WHAT YOU WILL DO → Retype the whole listing, please, keeping every line exact and dropping the pictures.

DATASET RECORDS →
+--

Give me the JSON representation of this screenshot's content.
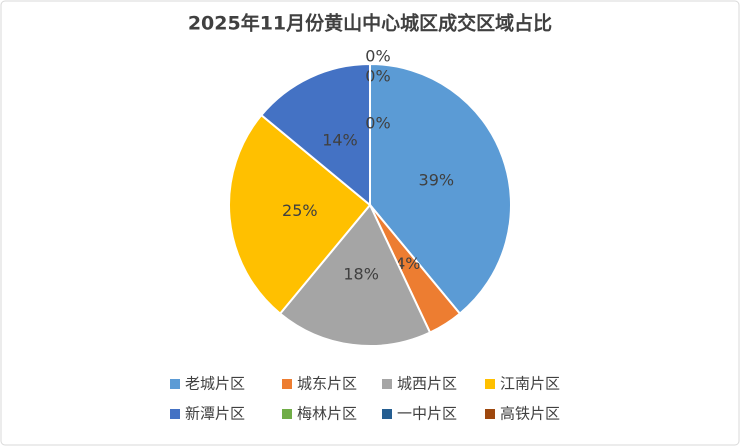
{
  "chart_data": {
    "type": "pie",
    "title": "2025年11月份黄山中心城区成交区域占比",
    "categories": [
      "老城片区",
      "城东片区",
      "城西片区",
      "江南片区",
      "新潭片区",
      "梅林片区",
      "一中片区",
      "高铁片区"
    ],
    "values": [
      39,
      4,
      18,
      25,
      14,
      0,
      0,
      0
    ],
    "value_labels": [
      "39%",
      "4%",
      "18%",
      "25%",
      "14%",
      "0%",
      "0%",
      "0%"
    ],
    "colors": [
      "#5b9bd5",
      "#ed7d31",
      "#a5a5a5",
      "#ffc000",
      "#4472c4",
      "#70ad47",
      "#255e91",
      "#9e480e"
    ],
    "legend": "bottom"
  }
}
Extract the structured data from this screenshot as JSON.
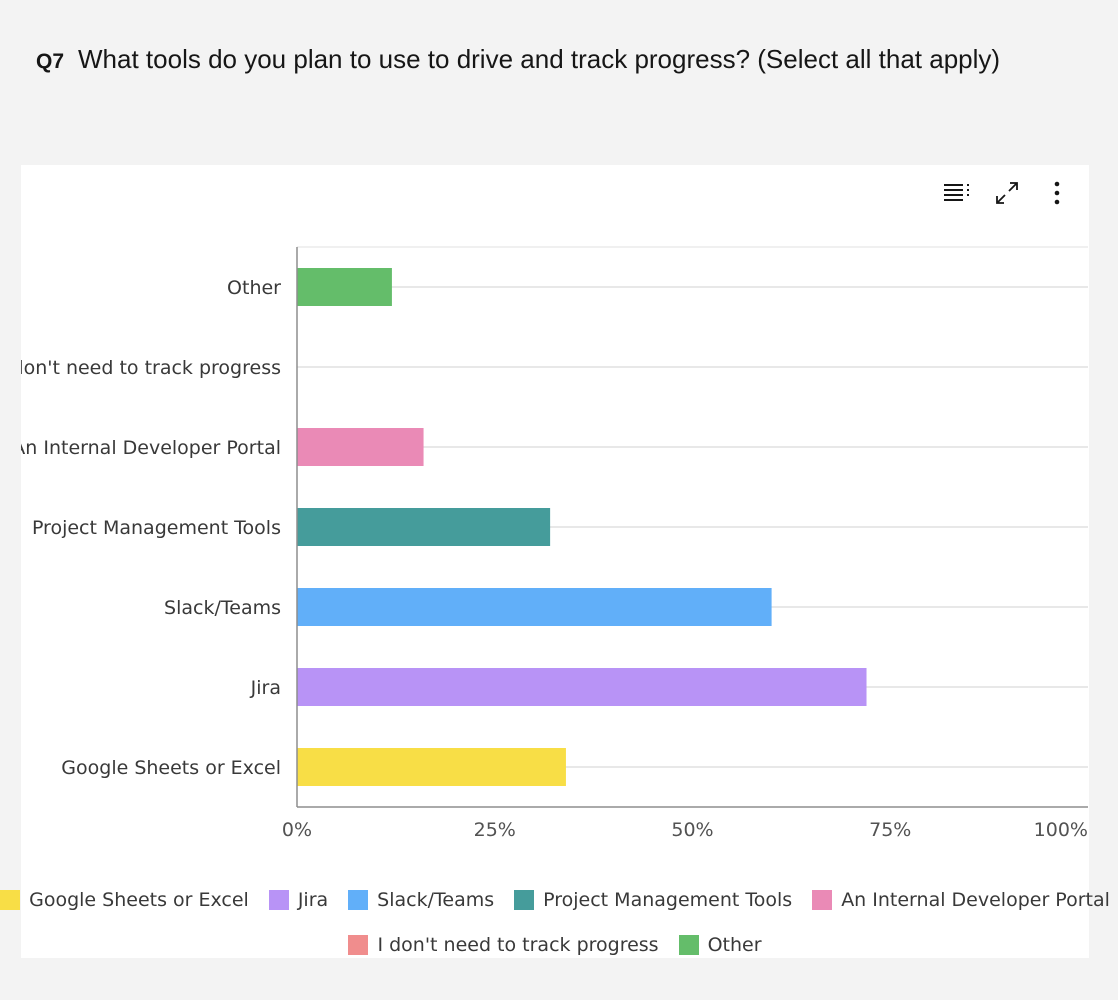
{
  "question": {
    "number": "Q7",
    "text": "What tools do you plan to use to drive and track progress? (Select all that apply)"
  },
  "toolbar": {
    "buttons": [
      "table-view-icon",
      "expand-icon",
      "more-options-icon"
    ]
  },
  "chart_data": {
    "type": "bar",
    "orientation": "horizontal",
    "categories": [
      "Google Sheets or Excel",
      "Jira",
      "Slack/Teams",
      "Project Management Tools",
      "An Internal Developer Portal",
      "I don't need to track progress",
      "Other"
    ],
    "values": [
      34,
      72,
      60,
      32,
      16,
      0,
      12
    ],
    "colors": [
      "#f8de46",
      "#b893f6",
      "#61aff9",
      "#459c9b",
      "#ea8ab6",
      "#f08d8d",
      "#64bd6a"
    ],
    "x_ticks": [
      "0%",
      "25%",
      "50%",
      "75%",
      "100%"
    ],
    "xlim": [
      0,
      100
    ],
    "grid": true,
    "legend": {
      "placement": "bottom",
      "rows": [
        [
          "Google Sheets or Excel",
          "Jira",
          "Slack/Teams",
          "Project Management Tools",
          "An Internal Developer Portal"
        ],
        [
          "I don't need to track progress",
          "Other"
        ]
      ]
    }
  }
}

+--

SOLUTION →
Give me the JSON representation of this screenshot's content.
{
  "chart_data": {
    "type": "pie",
    "title": "2025年11月份黄山中心城区成交区域占比",
    "categories": [
      "老城片区",
      "城东片区",
      "城西片区",
      "江南片区",
      "新潭片区",
      "梅林片区",
      "一中片区",
      "高铁片区"
    ],
    "values": [
      39,
      4,
      18,
      25,
      14,
      0,
      0,
      0
    ],
    "value_labels": [
      "39%",
      "4%",
      "18%",
      "25%",
      "14%",
      "0%",
      "0%",
      "0%"
    ],
    "colors": [
      "#5b9bd5",
      "#ed7d31",
      "#a5a5a5",
      "#ffc000",
      "#4472c4",
      "#70ad47",
      "#255e91",
      "#9e480e"
    ],
    "legend": "bottom"
  }
}
Extract the structured data from this screenshot as JSON.
{
  "question": {
    "number": "Q7",
    "text": "What tools do you plan to use to drive and track progress? (Select all that apply)"
  },
  "toolbar": {
    "buttons": [
      "table-view-icon",
      "expand-icon",
      "more-options-icon"
    ]
  },
  "chart_data": {
    "type": "bar",
    "orientation": "horizontal",
    "categories": [
      "Google Sheets or Excel",
      "Jira",
      "Slack/Teams",
      "Project Management Tools",
      "An Internal Developer Portal",
      "I don't need to track progress",
      "Other"
    ],
    "values": [
      34,
      72,
      60,
      32,
      16,
      0,
      12
    ],
    "colors": [
      "#f8de46",
      "#b893f6",
      "#61aff9",
      "#459c9b",
      "#ea8ab6",
      "#f08d8d",
      "#64bd6a"
    ],
    "x_ticks": [
      "0%",
      "25%",
      "50%",
      "75%",
      "100%"
    ],
    "xlim": [
      0,
      100
    ],
    "grid": true,
    "legend": {
      "placement": "bottom",
      "rows": [
        [
          "Google Sheets or Excel",
          "Jira",
          "Slack/Teams",
          "Project Management Tools",
          "An Internal Developer Portal"
        ],
        [
          "I don't need to track progress",
          "Other"
        ]
      ]
    }
  }
}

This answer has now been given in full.